* Compito
Cita testualmente, dal brano sulle abilità di studio, il tratto che va da "Il concetto di" fino a "sul lato applicativo.", estremi compresi.

* Brano di partenza
######
In questo articolo vorrei
sottoporre alla discussione alcuni elementi che possano servire
ad affrontare il problema delle abilità di studio in
un’ottica il più possibile “transdisciplinare”, trasversale
dunque rispetto alle materie in cui si articola un curricolo.
In primo luogo, cercherò
di precisare meglio il contenuto del termine “abilità
di studio”. Proverò poi a rispondere ad alcune obiezioni
di fondo sull’opportunità e la possibilità di
realizzare una strategia globale per le abilità di studio.
Proporrò quindi uno schema di itinerario di ricerca,
articolato essenzialmente sull’identificazione
e l’analisi delle
abilità. Concluderò illustrando alcuni criteri
per lo sviluppo di materiali e attività didattiche.
Il concetto di “abilità
di studio”
Credo sia necessario approfondire
il significato del termine “abilità di studio” per tre
ragioni principali:
a) per eliminare immagini
generiche quanto fumose come quella del “metodo di studio ideale”,
che comprenderebbe tutte le possibili capacità e qualità
di un ipotetico studente perfetto;
b) per superare formulazioni
teoriche interessanti ma scarsamente produttive sul lato applicativo.
Ad esempio, affermare che le abilità di studio si riferiscono
a quelle capacità
inerenti l’acquisizione e l’uso di informazioni nei processi
di apprendimento è
certamente una definizione esaustiva, ma difficile da riportare
poi alla concreta prassi quotidiana. Ciò di cui abbiamo
bisogno è, come vedremo più avanti, una mappa generale di esigenze
di studio che
siano effettivamente attestate nel concreto delle nostre situazioni
educative;
c) per ampliare l’orizzonte
dei nostri interventi, non restringendolo soltanto ad una serie
di tecniche, per quanto utili ed efficaci.
Il termine «abilità di studio» rimanda immediatamente
a pratiche frequenti come il saper consultare un dizionario,
il saper interpretare e costruire un grafico, il saper riassumere
un testo ecc. Esiste al proposito un’ abbondante letteratura
didattica, proveniente in particolare dai paesi anglosassoni,
dove queste abilità sono spesso fatte oggetto di attenzione
specifica. È ovvio che la padronanza di tecniche e strumenti,
sia di carattere disciplinare che di tipo trasversale, sia una
componente essenziale di un’abilità di studio; tuttavia,
credò che sarebbe illusorio sperare di risolvere una
problematica complessa e articolata, come quella più
sopra abbozzata, con il semplice ricorso a pratiche tecniche,
sia pure di grande utilità.
######
* Blocco dati
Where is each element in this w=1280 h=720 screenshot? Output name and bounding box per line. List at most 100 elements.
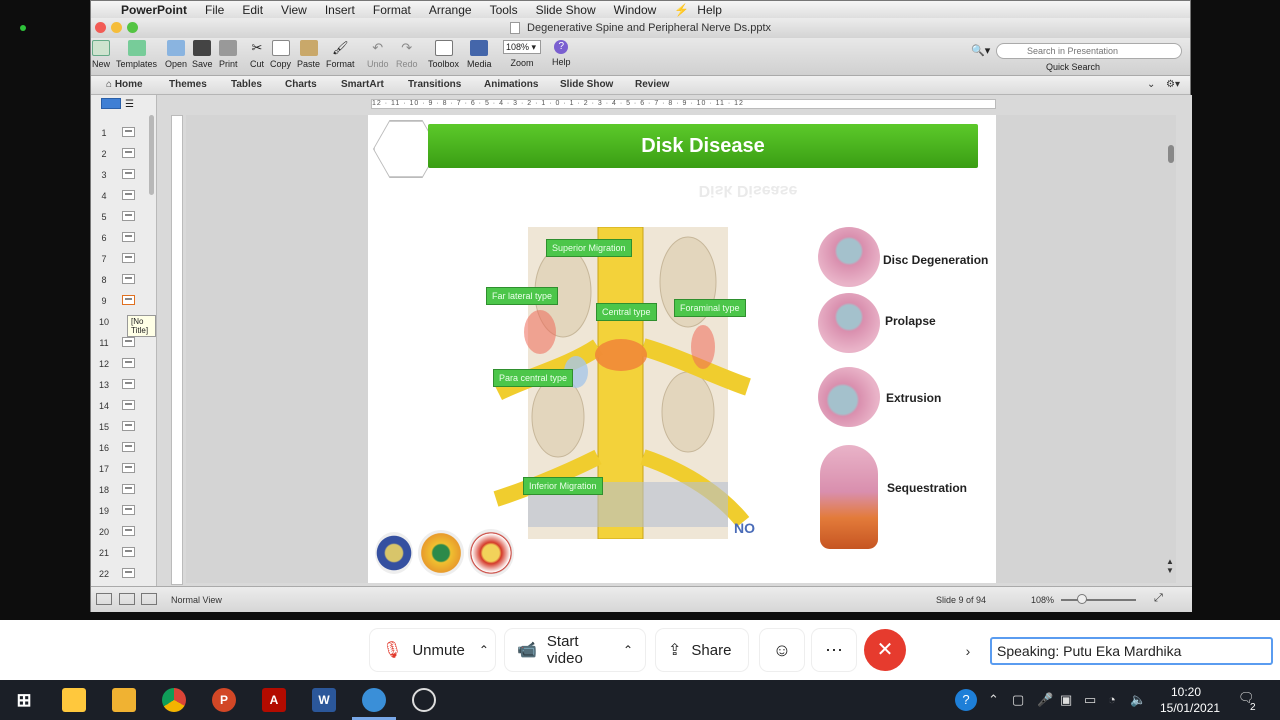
######
* Risposta
Il concetto di “abilità
di studio”
Credo sia necessario approfondire
il significato del termine “abilità di studio” per tre
ragioni principali:
a) per eliminare immagini
generiche quanto fumose come quella del “metodo di studio ideale”,
che comprenderebbe tutte le possibili capacità e qualità
di un ipotetico studente perfetto;
b) per superare formulazioni
teoriche interessanti ma scarsamente produttive sul lato applicativo.